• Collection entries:
* START *

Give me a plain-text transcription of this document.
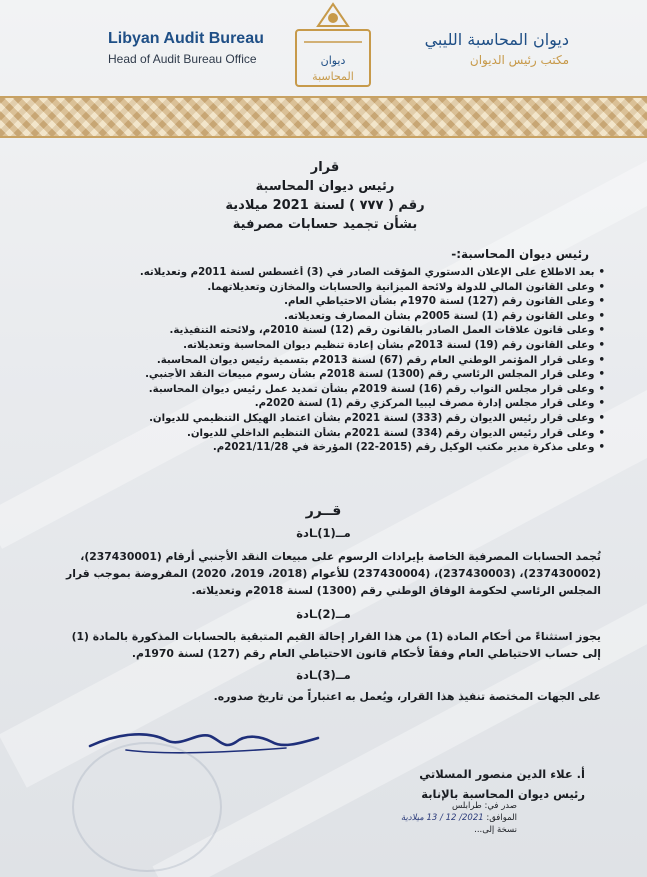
Libyan Audit Bureau
Head of Audit Bureau Office	ديوان
المحاسبة
ديوان المحاسبة الليبي
مكتب رئيس الديوان
قرار
رئيس ديوان المحاسبة
رقم ( ٧٧٧ ) لسنة 2021 ميلادية
بشأن تجميد حسابات مصرفية
رئيس ديوان المحاسبة:-
• بعد الاطلاع على الإعلان الدستوري المؤقت الصادر في (3) أغسطس لسنة 2011م وتعديلاته.
• وعلى القانون المالي للدولة ولائحة الميزانية والحسابات والمخازن وتعديلاتهما.
• وعلى القانون رقم (127) لسنة 1970م بشأن الاحتياطي العام.
• وعلى القانون رقم (1) لسنة 2005م بشأن المصارف وتعديلاته.
• وعلى قانون علاقات العمل الصادر بالقانون رقم (12) لسنة 2010م، ولائحته التنفيذية.
• وعلى القانون رقم (19) لسنة 2013م بشأن إعادة تنظيم ديوان المحاسبة وتعديلاته.
• وعلى قرار المؤتمر الوطني العام رقم (67) لسنة 2013م بتسمية رئيس ديوان المحاسبة.
• وعلى قرار المجلس الرئاسي رقم (1300) لسنة 2018م بشأن رسوم مبيعات النقد الأجنبي.
• وعلى قرار مجلس النواب رقم (16) لسنة 2019م بشأن تمديد عمل رئيس ديوان المحاسبة.
• وعلى قرار مجلس إدارة مصرف ليبيا المركزي رقم (1) لسنة 2020م.
• وعلى قرار رئيس الديوان رقم (333) لسنة 2021م بشأن اعتماد الهيكل التنظيمي للديوان.
• وعلى قرار رئيس الديوان رقم (334) لسنة 2021م بشأن التنظيم الداخلي للديوان.
• وعلى مذكرة مدير مكتب الوكيل رقم (2015-22) المؤرخة في 2021/11/28م.
قــرر
مــ(1)ـادة
تُجمد الحسابات المصرفية الخاصة بإيرادات الرسوم على مبيعات النقد الأجنبي أرقام (237430001)،
(237430002)، (237430003)، (237430004) للأعوام (2018، 2019، 2020) المفروضة بموجب قرار
المجلس الرئاسي لحكومة الوفاق الوطني رقم (1300) لسنة 2018م وتعديلاته.
مــ(2)ـادة
يجوز استثناءً من أحكام المادة (1) من هذا القرار إحالة القيم المتبقية بالحسابات المذكورة بالمادة (1)
إلى حساب الاحتياطي العام وفقاً لأحكام قانون الاحتياطي العام رقم (127) لسنة 1970م.
مــ(3)ـادة
على الجهات المختصة تنفيذ هذا القرار، ويُعمل به اعتباراً من تاريخ صدوره.
أ. علاء الدين منصور المسلاتي
رئيس ديوان المحاسبة بالإنابة
صدر في: طرابلس
الموافق: 2021/ 12 / 13 ميلادية
نسخة إلى...
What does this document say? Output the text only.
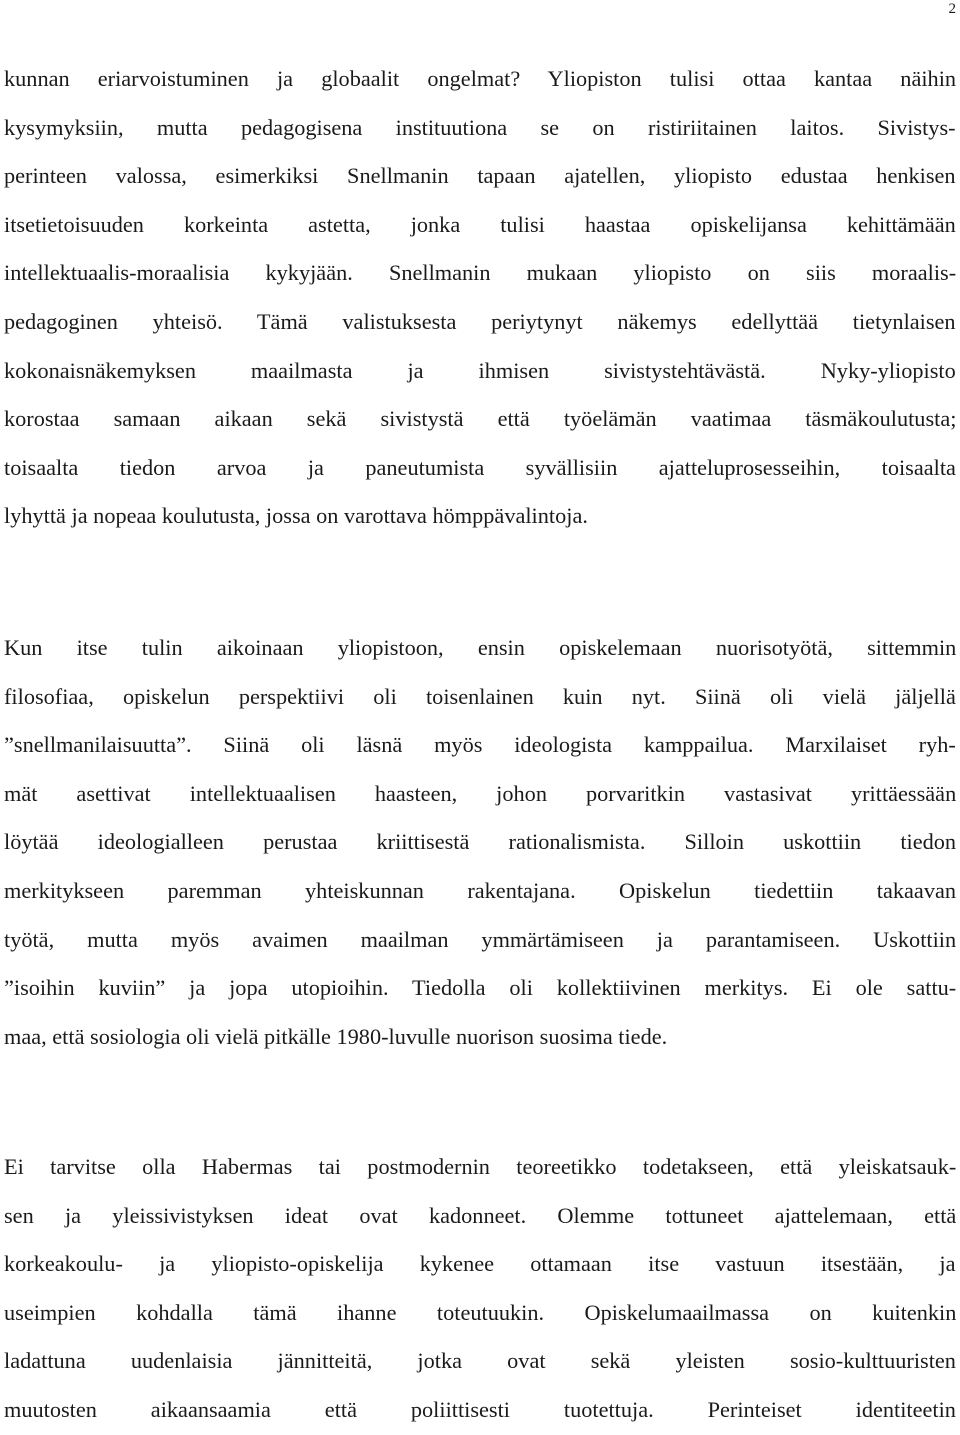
2
kunnan eriarvoistuminen ja globaalit ongelmat? Yliopiston tulisi ottaa kantaa näihin
kysymyksiin, mutta pedagogisena instituutiona se on ristiriitainen laitos. Sivistys-
perinteen valossa, esimerkiksi Snellmanin tapaan ajatellen, yliopisto edustaa henkisen
itsetietoisuuden korkeinta astetta, jonka tulisi haastaa opiskelijansa kehittämään
intellektuaalis-moraalisia kykyjään. Snellmanin mukaan yliopisto on siis moraalis-
pedagoginen yhteisö. Tämä valistuksesta periytynyt näkemys edellyttää tietynlaisen
kokonaisnäkemyksen maailmasta ja ihmisen sivistystehtävästä. Nyky-yliopisto
korostaa samaan aikaan sekä sivistystä että työelämän vaatimaa täsmäkoulutusta;
toisaalta tiedon arvoa ja paneutumista syvällisiin ajatteluprosesseihin, toisaalta
lyhyttä ja nopeaa koulutusta, jossa on varottava hömppävalintoja.
Kun itse tulin aikoinaan yliopistoon, ensin opiskelemaan nuorisotyötä, sittemmin
filosofiaa, opiskelun perspektiivi oli toisenlainen kuin nyt. Siinä oli vielä jäljellä
”snellmanilaisuutta”. Siinä oli läsnä myös ideologista kamppailua. Marxilaiset ryh-
mät asettivat intellektuaalisen haasteen, johon porvaritkin vastasivat yrittäessään
löytää ideologialleen perustaa kriittisestä rationalismista. Silloin uskottiin tiedon
merkitykseen paremman yhteiskunnan rakentajana. Opiskelun tiedettiin takaavan
työtä, mutta myös avaimen maailman ymmärtämiseen ja parantamiseen. Uskottiin
”isoihin kuviin” ja jopa utopioihin. Tiedolla oli kollektiivinen merkitys. Ei ole sattu-
maa, että sosiologia oli vielä pitkälle 1980-luvulle nuorison suosima tiede.
Ei tarvitse olla Habermas tai postmodernin teoreetikko todetakseen, että yleiskatsauk-
sen ja yleissivistyksen ideat ovat kadonneet. Olemme tottuneet ajattelemaan, että
korkeakoulu- ja yliopisto-opiskelija kykenee ottamaan itse vastuun itsestään, ja
useimpien kohdalla tämä ihanne toteutuukin. Opiskelumaailmassa on kuitenkin
ladattuna uudenlaisia jännitteitä, jotka ovat sekä yleisten sosio-kulttuuristen
muutosten aikaansaamia että poliittisesti tuotettuja. Perinteiset identiteetin
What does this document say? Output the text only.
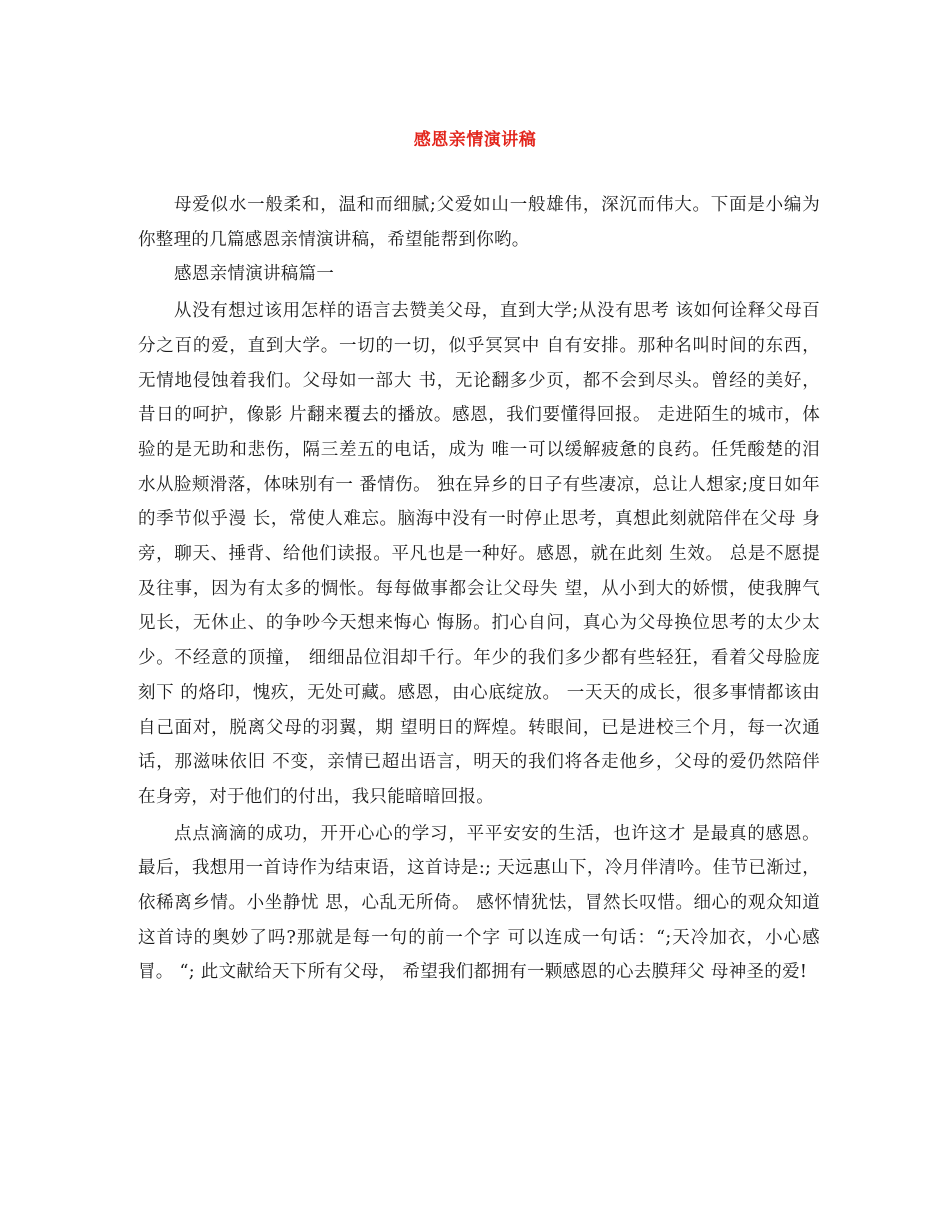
感恩亲情演讲稿

母爱似水一般柔和，温和而细腻;父爱如山一般雄伟，深沉而伟大。下面是小编为你整理的几篇感恩亲情演讲稿，希望能帮到你哟。

感恩亲情演讲稿篇一

从没有想过该用怎样的语言去赞美父母，直到大学;从没有思考 该如何诠释父母百分之百的爱，直到大学。一切的一切，似乎冥冥中 自有安排。那种名叫时间的东西，无情地侵蚀着我们。父母如一部大 书，无论翻多少页，都不会到尽头。曾经的美好，昔日的呵护，像影 片翻来覆去的播放。感恩，我们要懂得回报。 走进陌生的城市，体验的是无助和悲伤，隔三差五的电话，成为 唯一可以缓解疲惫的良药。任凭酸楚的泪水从脸颊滑落，体味别有一 番情伤。 独在异乡的日子有些凄凉，总让人想家;度日如年的季节似乎漫 长，常使人难忘。脑海中没有一时停止思考，真想此刻就陪伴在父母 身旁，聊天、捶背、给他们读报。平凡也是一种好。感恩，就在此刻 生效。 总是不愿提及往事，因为有太多的惆怅。每每做事都会让父母失 望，从小到大的娇惯，使我脾气见长，无休止、的争吵今天想来悔心 悔肠。扪心自问，真心为父母换位思考的太少太少。不经意的顶撞， 细细品位泪却千行。年少的我们多少都有些轻狂，看着父母脸庞刻下 的烙印，愧疚，无处可藏。感恩，由心底绽放。 一天天的成长，很多事情都该由自己面对，脱离父母的羽翼，期 望明日的辉煌。转眼间，已是进校三个月，每一次通话，那滋味依旧 不变，亲情已超出语言，明天的我们将各走他乡，父母的爱仍然陪伴 在身旁，对于他们的付出，我只能暗暗回报。

点点滴滴的成功，开开心心的学习，平平安安的生活，也许这才 是最真的感恩。最后，我想用一首诗作为结束语，这首诗是:; 天远惠山下，冷月伴清吟。佳节已渐过，依稀离乡情。小坐静忧 思，心乱无所倚。 感怀情犹怯，冒然长叹惜。细心的观众知道这首诗的奥妙了吗?那就是每一句的前一个字 可以连成一句话：“;天冷加衣，小心感冒。 “; 此文献给天下所有父母， 希望我们都拥有一颗感恩的心去膜拜父 母神圣的爱!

* END *

Read through the entries and copy every line that includes "Snellmanin".

perinteen valossa, esimerkiksi Snellmanin tapaan ajatellen, yliopisto edustaa henkisen
intellektuaalis-moraalisia kykyjään. Snellmanin mukaan yliopisto on siis moraalis-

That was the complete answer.